WHAT THE EXERCISE ASKS -> Search the listing below for the string "ZipAtlas" and copy every line where it occurs.

DATASET RECORDS ->
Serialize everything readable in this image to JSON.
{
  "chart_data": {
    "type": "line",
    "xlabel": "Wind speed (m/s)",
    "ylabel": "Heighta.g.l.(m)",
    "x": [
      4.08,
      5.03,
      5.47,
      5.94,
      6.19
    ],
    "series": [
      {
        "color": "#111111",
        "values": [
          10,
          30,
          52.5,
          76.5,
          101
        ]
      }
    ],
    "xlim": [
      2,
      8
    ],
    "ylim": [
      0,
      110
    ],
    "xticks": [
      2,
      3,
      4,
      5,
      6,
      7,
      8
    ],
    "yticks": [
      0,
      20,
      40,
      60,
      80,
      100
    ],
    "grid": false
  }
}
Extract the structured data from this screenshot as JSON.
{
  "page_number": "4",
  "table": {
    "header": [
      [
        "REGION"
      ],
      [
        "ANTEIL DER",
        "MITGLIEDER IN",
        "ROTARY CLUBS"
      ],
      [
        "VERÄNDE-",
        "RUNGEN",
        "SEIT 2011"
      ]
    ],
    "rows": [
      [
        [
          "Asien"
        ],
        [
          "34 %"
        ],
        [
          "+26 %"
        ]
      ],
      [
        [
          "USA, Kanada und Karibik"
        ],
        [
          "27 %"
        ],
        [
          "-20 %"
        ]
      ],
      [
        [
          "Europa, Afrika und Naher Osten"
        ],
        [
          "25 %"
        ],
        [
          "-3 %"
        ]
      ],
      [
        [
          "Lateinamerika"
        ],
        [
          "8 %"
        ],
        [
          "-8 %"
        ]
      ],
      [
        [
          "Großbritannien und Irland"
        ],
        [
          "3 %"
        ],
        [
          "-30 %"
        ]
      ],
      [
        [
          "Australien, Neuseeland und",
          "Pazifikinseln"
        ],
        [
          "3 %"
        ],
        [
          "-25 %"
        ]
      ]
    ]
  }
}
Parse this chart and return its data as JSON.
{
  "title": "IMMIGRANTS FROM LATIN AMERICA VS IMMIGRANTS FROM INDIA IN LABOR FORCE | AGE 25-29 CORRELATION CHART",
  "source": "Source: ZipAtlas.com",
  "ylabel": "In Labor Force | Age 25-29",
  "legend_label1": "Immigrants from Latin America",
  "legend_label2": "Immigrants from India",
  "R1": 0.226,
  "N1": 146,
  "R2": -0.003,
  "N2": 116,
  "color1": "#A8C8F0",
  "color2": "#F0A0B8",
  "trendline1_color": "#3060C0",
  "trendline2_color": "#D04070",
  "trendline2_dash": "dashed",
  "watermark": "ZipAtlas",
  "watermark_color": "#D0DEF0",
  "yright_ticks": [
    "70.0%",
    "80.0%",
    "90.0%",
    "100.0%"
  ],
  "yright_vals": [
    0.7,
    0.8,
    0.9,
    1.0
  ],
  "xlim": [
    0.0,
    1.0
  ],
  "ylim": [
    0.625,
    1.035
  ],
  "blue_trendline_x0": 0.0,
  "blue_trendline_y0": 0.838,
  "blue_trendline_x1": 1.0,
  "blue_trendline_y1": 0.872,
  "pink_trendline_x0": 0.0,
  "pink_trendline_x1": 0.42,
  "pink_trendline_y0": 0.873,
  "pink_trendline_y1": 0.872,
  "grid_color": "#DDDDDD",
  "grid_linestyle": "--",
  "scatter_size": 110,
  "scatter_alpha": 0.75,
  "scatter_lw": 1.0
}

OUTPUT ->
  "source": "Source: ZipAtlas.com",
  "watermark": "ZipAtlas",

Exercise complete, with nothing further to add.